▶ _What you are asked to do_
How many of the lines contain the string "label"? Give the number, with no other words.

>> Begin Data section

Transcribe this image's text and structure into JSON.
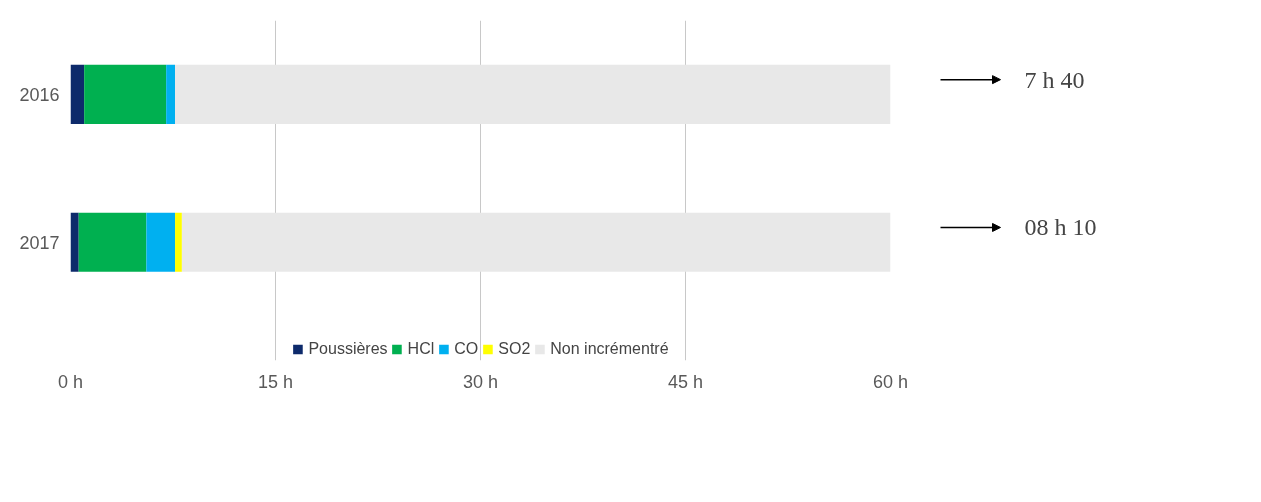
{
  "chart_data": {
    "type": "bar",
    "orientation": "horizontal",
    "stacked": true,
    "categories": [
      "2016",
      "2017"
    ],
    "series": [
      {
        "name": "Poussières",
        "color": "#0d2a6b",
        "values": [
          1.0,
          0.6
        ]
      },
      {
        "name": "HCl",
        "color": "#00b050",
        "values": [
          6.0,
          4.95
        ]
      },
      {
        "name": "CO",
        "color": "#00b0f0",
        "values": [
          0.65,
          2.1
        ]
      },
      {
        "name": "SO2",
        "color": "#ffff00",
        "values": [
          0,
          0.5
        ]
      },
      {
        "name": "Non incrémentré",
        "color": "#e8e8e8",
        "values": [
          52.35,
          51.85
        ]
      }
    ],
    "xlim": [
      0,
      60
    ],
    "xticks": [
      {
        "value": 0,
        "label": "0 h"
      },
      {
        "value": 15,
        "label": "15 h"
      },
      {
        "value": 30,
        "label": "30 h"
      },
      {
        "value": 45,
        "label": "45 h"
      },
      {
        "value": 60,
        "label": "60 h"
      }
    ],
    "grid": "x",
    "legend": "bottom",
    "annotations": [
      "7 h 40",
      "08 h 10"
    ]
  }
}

>> End Data section

▶ _Answer for this exercise_
5